Written problem: Lift out each line of the data that holds "JNFC".

Provided information:
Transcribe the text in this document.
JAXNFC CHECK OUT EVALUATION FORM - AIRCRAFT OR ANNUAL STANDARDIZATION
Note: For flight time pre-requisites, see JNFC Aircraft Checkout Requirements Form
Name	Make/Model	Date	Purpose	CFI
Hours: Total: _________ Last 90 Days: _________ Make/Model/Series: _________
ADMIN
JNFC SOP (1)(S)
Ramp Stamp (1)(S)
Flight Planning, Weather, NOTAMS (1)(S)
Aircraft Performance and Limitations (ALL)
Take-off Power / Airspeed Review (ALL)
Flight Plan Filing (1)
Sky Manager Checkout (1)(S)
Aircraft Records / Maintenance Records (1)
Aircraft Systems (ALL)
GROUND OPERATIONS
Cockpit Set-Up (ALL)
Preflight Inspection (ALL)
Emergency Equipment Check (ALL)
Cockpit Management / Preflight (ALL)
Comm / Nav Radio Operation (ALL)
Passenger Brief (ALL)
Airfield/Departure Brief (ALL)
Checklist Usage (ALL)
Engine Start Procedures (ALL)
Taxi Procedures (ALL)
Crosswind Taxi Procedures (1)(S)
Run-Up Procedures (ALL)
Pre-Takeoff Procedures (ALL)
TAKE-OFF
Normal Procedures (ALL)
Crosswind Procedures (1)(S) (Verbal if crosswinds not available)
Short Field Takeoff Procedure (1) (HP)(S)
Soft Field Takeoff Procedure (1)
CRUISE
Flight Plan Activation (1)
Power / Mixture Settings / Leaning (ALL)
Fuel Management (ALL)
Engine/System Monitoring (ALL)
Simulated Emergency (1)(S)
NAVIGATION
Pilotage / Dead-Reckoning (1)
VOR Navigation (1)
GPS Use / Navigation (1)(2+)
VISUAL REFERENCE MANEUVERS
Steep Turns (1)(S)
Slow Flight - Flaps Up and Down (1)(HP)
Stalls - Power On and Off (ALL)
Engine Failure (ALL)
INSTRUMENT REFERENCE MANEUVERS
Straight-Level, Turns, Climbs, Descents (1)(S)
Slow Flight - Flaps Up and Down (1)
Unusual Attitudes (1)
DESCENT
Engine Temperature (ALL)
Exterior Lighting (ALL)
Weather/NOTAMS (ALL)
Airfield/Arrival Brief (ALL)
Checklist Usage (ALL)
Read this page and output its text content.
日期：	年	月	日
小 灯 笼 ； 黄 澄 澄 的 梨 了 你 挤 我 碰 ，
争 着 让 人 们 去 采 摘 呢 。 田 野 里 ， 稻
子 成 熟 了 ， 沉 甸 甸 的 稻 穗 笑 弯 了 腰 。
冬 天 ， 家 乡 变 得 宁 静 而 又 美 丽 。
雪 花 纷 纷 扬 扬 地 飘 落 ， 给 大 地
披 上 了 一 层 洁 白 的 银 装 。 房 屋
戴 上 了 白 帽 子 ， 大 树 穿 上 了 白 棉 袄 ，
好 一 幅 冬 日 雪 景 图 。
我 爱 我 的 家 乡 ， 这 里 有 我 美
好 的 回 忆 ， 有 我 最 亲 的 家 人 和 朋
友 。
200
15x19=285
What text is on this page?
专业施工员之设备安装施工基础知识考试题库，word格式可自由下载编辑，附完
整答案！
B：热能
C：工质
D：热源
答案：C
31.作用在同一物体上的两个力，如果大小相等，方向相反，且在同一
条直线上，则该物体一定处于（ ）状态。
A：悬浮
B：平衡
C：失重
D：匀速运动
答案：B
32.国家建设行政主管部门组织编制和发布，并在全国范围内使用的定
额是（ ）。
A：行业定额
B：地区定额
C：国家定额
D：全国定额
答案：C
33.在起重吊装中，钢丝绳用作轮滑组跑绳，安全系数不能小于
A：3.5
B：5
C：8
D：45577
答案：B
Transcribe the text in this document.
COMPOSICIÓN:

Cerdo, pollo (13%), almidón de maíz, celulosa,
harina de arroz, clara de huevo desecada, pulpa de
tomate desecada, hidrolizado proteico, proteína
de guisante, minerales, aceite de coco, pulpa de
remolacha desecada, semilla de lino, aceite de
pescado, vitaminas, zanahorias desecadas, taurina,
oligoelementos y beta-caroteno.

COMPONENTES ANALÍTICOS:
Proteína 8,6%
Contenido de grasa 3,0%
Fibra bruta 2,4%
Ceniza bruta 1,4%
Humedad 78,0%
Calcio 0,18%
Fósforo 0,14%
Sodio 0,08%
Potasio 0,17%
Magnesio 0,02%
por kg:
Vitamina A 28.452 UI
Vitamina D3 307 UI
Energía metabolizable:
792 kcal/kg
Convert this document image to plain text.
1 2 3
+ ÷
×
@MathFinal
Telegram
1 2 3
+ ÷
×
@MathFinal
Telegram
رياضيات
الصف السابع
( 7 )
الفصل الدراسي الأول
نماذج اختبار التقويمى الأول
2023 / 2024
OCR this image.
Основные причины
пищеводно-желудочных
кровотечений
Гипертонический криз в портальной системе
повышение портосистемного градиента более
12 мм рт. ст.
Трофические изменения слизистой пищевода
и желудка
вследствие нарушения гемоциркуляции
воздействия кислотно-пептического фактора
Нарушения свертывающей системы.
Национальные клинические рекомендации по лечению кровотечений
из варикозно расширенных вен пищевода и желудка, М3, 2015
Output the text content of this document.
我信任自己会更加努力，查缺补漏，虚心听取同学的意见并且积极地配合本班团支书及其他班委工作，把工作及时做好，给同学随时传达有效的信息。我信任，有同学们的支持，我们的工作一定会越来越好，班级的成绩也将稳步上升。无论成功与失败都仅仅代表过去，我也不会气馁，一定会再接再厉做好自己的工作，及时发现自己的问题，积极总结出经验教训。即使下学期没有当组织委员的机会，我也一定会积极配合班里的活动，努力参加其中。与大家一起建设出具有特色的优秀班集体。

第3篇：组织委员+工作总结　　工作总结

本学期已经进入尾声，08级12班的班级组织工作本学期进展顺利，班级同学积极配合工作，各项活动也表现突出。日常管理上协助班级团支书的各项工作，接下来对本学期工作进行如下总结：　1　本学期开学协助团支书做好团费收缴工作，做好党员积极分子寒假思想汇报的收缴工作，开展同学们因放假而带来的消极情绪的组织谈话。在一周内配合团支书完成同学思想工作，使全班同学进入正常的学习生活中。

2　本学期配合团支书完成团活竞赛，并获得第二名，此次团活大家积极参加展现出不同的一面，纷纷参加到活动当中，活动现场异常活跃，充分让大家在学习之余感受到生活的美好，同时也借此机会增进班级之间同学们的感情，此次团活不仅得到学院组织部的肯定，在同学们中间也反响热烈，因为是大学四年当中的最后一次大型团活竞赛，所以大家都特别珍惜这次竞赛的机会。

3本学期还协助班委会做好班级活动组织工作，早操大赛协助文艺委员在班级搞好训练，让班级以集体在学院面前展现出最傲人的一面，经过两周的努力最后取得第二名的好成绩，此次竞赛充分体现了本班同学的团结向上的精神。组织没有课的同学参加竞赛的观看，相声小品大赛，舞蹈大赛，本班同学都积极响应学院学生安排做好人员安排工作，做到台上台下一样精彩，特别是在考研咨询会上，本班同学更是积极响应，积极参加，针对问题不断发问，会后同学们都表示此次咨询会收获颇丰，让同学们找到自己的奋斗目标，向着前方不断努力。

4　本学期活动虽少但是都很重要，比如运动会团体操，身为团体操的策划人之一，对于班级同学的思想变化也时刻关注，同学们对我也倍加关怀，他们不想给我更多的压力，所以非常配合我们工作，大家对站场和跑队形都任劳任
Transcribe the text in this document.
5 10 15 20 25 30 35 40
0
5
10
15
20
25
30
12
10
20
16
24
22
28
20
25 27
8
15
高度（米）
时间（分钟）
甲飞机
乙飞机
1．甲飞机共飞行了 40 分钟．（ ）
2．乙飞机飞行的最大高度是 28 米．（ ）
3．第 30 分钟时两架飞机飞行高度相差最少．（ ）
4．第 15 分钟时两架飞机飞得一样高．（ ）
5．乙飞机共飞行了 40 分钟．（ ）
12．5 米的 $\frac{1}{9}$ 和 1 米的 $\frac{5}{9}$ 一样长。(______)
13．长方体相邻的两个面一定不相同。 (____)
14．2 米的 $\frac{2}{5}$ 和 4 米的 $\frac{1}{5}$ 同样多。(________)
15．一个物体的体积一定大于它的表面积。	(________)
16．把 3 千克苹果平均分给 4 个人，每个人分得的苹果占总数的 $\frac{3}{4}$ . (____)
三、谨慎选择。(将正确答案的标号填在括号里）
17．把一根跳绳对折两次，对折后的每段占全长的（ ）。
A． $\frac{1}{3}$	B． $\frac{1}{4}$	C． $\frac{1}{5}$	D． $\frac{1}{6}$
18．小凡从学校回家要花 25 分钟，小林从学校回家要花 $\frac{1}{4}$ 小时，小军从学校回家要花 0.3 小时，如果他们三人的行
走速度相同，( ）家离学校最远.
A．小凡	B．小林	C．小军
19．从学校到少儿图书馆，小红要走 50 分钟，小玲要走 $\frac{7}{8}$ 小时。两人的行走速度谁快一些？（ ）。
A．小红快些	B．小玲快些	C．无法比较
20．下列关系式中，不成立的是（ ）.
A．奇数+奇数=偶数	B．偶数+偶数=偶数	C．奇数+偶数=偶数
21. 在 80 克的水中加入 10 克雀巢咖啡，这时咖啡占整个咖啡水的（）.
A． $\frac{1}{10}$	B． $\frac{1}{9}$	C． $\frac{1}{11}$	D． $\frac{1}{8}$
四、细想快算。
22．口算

Task response:
Note: For flight time pre-requisites, see JNFC Aircraft Checkout Requirements Form
JNFC SOP (1)(S)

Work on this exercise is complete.